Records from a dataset
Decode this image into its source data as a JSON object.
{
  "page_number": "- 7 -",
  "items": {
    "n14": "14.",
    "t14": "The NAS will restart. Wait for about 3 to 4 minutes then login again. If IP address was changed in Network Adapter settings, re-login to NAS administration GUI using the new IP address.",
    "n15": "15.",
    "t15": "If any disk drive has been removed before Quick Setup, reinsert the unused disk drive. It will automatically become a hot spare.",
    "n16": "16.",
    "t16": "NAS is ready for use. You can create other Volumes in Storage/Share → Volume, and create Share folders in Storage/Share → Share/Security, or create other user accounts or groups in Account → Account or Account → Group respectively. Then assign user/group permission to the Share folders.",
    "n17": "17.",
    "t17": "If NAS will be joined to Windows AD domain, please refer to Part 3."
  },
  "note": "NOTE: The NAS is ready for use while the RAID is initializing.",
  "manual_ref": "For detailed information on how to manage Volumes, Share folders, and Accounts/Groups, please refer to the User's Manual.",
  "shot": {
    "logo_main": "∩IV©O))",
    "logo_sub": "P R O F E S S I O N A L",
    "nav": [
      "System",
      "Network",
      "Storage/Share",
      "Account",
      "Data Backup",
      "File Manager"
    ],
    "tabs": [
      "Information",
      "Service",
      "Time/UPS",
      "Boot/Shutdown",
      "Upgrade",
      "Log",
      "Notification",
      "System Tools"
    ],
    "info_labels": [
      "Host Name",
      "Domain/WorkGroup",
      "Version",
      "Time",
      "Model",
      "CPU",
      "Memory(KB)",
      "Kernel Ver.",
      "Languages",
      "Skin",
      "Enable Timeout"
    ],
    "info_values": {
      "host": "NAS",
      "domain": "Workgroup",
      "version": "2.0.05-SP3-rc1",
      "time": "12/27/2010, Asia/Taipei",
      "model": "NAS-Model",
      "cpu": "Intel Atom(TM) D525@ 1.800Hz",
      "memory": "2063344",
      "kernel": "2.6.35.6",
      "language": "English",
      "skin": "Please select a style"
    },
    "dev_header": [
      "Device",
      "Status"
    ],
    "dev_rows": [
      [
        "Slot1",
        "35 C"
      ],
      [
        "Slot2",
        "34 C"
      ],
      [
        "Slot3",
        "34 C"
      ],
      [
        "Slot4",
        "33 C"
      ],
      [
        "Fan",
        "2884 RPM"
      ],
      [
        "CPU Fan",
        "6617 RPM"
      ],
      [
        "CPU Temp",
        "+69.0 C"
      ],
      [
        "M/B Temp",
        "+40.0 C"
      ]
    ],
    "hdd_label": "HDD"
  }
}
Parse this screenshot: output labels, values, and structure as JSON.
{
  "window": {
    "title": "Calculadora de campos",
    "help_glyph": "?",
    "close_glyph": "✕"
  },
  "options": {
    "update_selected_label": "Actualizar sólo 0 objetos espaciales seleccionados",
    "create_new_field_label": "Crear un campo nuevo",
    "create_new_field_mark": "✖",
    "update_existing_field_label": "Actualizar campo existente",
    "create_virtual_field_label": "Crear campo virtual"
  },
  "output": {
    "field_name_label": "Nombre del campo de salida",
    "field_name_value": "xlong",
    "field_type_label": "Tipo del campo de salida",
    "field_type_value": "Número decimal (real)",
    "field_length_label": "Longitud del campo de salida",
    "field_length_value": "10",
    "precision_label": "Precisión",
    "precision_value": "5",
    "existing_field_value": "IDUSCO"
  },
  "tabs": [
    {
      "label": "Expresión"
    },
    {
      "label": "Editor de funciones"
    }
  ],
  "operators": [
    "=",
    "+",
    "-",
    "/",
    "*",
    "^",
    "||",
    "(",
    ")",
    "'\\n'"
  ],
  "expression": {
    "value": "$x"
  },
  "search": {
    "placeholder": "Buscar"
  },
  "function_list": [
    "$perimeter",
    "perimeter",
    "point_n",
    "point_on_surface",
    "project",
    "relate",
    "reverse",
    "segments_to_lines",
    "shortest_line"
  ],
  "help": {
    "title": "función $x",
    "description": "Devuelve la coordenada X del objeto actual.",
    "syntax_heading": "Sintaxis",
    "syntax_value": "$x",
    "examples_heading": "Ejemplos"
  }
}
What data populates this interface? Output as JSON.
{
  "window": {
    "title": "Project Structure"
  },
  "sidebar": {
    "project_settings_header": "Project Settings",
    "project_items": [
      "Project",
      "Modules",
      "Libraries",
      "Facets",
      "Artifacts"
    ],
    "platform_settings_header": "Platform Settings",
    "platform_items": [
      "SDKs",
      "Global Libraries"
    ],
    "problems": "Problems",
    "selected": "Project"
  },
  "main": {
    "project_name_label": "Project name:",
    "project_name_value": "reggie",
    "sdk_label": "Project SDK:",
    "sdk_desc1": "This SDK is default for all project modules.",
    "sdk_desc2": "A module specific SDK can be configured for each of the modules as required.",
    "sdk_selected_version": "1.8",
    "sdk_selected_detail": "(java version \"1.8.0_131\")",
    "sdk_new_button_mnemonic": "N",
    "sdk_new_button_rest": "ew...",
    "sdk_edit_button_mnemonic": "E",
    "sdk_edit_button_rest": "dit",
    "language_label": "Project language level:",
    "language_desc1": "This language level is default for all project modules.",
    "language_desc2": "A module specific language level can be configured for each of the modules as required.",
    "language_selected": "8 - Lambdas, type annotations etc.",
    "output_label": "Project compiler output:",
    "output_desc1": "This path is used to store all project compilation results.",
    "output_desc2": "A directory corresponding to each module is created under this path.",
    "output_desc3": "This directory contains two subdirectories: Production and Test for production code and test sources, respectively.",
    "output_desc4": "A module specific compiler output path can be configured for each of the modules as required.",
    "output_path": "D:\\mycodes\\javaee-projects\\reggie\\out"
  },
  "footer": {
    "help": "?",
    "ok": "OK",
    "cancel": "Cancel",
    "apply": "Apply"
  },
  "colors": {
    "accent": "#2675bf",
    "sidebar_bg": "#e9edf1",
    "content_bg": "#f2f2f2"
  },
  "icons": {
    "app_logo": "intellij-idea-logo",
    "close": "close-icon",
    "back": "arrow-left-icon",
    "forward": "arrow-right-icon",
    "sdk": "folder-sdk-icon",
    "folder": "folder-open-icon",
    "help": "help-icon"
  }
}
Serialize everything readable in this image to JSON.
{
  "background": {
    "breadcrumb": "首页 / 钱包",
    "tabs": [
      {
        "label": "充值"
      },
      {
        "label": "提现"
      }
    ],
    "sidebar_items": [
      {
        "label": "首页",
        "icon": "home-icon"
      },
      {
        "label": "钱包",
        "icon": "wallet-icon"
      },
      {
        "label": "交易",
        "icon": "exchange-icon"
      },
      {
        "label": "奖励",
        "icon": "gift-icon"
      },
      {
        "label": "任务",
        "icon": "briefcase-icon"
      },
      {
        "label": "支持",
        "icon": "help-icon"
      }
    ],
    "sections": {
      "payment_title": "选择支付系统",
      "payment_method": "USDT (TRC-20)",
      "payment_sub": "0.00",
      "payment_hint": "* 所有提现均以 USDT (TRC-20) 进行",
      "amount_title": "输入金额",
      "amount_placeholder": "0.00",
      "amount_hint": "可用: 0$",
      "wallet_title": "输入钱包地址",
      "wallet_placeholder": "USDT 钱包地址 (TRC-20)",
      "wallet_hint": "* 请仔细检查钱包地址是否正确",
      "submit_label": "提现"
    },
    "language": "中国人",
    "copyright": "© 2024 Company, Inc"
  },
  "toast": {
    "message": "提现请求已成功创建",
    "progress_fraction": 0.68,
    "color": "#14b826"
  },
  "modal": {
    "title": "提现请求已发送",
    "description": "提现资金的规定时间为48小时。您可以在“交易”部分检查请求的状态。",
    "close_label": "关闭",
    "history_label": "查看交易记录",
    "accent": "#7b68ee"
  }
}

[DIRECTIONS FOR THIS TASK]:
Give back exactly the lines from the line holding "Serialize everything readable" through the last line of the listing, including both.

[RESPONSE TO THE EXERCISE]:
Serialize everything readable in this image to JSON.
{
  "background": {
    "breadcrumb": "首页 / 钱包",
    "tabs": [
      {
        "label": "充值"
      },
      {
        "label": "提现"
      }
    ],
    "sidebar_items": [
      {
        "label": "首页",
        "icon": "home-icon"
      },
      {
        "label": "钱包",
        "icon": "wallet-icon"
      },
      {
        "label": "交易",
        "icon": "exchange-icon"
      },
      {
        "label": "奖励",
        "icon": "gift-icon"
      },
      {
        "label": "任务",
        "icon": "briefcase-icon"
      },
      {
        "label": "支持",
        "icon": "help-icon"
      }
    ],
    "sections": {
      "payment_title": "选择支付系统",
      "payment_method": "USDT (TRC-20)",
      "payment_sub": "0.00",
      "payment_hint": "* 所有提现均以 USDT (TRC-20) 进行",
      "amount_title": "输入金额",
      "amount_placeholder": "0.00",
      "amount_hint": "可用: 0$",
      "wallet_title": "输入钱包地址",
      "wallet_placeholder": "USDT 钱包地址 (TRC-20)",
      "wallet_hint": "* 请仔细检查钱包地址是否正确",
      "submit_label": "提现"
    },
    "language": "中国人",
    "copyright": "© 2024 Company, Inc"
  },
  "toast": {
    "message": "提现请求已成功创建",
    "progress_fraction": 0.68,
    "color": "#14b826"
  },
  "modal": {
    "title": "提现请求已发送",
    "description": "提现资金的规定时间为48小时。您可以在“交易”部分检查请求的状态。",
    "close_label": "关闭",
    "history_label": "查看交易记录",
    "accent": "#7b68ee"
  }
}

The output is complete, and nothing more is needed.